Check every line below for the word "What" and copy the ones that have it.

+---+

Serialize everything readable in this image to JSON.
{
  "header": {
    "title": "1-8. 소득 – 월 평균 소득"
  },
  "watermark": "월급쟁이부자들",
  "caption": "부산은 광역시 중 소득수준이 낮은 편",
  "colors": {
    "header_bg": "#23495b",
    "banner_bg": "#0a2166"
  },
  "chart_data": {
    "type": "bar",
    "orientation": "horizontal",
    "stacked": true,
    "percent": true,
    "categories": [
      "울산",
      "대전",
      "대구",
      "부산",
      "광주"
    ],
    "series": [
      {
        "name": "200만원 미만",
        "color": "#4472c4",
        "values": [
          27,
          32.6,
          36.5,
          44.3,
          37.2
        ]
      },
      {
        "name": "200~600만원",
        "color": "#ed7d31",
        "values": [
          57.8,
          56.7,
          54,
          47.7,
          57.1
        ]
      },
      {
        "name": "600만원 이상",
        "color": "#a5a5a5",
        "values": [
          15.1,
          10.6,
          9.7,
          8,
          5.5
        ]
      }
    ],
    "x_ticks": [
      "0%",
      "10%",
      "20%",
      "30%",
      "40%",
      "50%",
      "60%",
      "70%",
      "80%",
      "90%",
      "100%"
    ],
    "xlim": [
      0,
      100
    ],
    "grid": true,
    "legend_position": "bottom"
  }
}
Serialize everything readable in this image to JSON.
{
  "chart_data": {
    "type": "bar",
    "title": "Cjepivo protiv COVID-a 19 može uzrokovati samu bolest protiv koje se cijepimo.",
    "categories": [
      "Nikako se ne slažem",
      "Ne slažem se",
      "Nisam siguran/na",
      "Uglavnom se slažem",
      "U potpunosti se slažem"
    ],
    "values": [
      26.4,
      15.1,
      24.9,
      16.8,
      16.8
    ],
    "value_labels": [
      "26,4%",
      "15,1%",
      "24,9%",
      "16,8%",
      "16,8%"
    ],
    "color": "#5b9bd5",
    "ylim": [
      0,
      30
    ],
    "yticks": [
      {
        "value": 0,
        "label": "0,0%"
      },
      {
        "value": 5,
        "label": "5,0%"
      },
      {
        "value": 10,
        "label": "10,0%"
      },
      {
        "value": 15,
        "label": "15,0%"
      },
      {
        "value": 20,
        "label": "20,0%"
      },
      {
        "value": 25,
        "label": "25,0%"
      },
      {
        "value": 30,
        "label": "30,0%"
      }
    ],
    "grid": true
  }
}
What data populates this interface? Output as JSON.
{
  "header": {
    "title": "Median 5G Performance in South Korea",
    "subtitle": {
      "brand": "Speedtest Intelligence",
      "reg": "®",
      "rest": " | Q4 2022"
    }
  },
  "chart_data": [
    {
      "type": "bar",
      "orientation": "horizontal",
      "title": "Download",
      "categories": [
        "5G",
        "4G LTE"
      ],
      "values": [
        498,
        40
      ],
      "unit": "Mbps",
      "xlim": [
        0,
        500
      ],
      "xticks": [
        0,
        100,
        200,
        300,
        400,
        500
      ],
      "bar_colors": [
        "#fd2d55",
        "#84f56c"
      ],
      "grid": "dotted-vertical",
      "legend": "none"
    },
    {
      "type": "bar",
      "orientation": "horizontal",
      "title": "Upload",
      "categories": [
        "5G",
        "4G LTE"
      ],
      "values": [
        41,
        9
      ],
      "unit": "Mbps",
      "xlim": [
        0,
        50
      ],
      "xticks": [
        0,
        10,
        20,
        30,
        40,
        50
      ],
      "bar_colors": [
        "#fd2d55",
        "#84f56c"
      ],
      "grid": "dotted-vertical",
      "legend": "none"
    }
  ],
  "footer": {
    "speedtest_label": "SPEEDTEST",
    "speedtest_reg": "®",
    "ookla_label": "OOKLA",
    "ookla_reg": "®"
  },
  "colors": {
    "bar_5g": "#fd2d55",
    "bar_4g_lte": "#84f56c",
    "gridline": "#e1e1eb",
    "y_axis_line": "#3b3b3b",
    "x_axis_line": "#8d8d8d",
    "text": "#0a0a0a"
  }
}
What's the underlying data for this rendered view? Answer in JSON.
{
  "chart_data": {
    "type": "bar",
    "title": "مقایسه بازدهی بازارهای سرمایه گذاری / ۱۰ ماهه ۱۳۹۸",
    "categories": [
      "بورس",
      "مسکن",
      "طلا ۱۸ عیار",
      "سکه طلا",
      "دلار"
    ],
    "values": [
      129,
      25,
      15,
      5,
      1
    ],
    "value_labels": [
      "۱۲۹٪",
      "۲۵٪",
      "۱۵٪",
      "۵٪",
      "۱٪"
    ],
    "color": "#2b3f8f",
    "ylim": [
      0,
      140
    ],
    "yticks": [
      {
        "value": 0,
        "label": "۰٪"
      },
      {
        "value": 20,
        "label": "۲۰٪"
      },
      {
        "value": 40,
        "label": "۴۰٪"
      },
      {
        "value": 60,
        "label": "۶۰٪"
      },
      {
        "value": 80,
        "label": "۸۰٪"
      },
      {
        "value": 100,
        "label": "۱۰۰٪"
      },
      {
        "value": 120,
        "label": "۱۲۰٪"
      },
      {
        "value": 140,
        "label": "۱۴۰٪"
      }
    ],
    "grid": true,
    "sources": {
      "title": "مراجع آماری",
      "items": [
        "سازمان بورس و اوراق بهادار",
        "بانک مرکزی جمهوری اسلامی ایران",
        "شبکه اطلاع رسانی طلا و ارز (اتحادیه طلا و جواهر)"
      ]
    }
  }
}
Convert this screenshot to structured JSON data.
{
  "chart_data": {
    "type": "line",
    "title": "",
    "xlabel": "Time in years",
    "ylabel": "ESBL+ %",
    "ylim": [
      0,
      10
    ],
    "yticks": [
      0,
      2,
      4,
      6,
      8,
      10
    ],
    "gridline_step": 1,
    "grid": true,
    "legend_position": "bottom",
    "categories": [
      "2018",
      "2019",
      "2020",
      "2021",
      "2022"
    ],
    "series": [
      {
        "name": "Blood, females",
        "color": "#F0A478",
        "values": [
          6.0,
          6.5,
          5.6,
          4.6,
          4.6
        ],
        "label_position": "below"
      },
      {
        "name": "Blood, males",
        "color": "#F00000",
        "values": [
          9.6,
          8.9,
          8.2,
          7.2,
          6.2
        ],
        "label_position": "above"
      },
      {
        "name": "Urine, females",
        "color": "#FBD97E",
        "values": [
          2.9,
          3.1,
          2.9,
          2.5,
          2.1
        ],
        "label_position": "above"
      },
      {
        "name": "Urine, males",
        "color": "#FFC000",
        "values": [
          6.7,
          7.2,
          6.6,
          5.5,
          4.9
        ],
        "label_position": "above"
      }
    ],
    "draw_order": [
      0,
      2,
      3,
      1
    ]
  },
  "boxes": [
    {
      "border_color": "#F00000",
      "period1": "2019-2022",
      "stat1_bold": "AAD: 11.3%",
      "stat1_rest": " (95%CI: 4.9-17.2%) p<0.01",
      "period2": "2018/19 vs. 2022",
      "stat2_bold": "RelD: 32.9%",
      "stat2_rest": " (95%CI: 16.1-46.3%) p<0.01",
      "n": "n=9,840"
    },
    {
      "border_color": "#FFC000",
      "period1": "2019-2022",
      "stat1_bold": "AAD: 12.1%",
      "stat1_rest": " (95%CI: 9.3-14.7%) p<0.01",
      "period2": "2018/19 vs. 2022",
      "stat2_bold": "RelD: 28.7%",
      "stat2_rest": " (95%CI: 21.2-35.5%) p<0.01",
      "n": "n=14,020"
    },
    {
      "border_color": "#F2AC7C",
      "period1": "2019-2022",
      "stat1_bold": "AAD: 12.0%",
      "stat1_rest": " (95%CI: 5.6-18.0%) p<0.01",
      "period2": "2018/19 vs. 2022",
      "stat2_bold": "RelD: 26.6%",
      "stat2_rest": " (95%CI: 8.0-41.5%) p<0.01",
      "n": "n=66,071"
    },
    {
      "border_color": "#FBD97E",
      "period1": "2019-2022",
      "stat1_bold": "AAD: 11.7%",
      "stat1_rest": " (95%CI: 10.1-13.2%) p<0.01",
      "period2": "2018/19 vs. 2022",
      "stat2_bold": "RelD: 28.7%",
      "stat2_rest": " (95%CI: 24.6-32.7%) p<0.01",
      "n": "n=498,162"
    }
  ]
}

+---+

### EXERCISE RESPONSE
What data populates this interface? Output as JSON.
What's the underlying data for this rendered view? Answer in JSON.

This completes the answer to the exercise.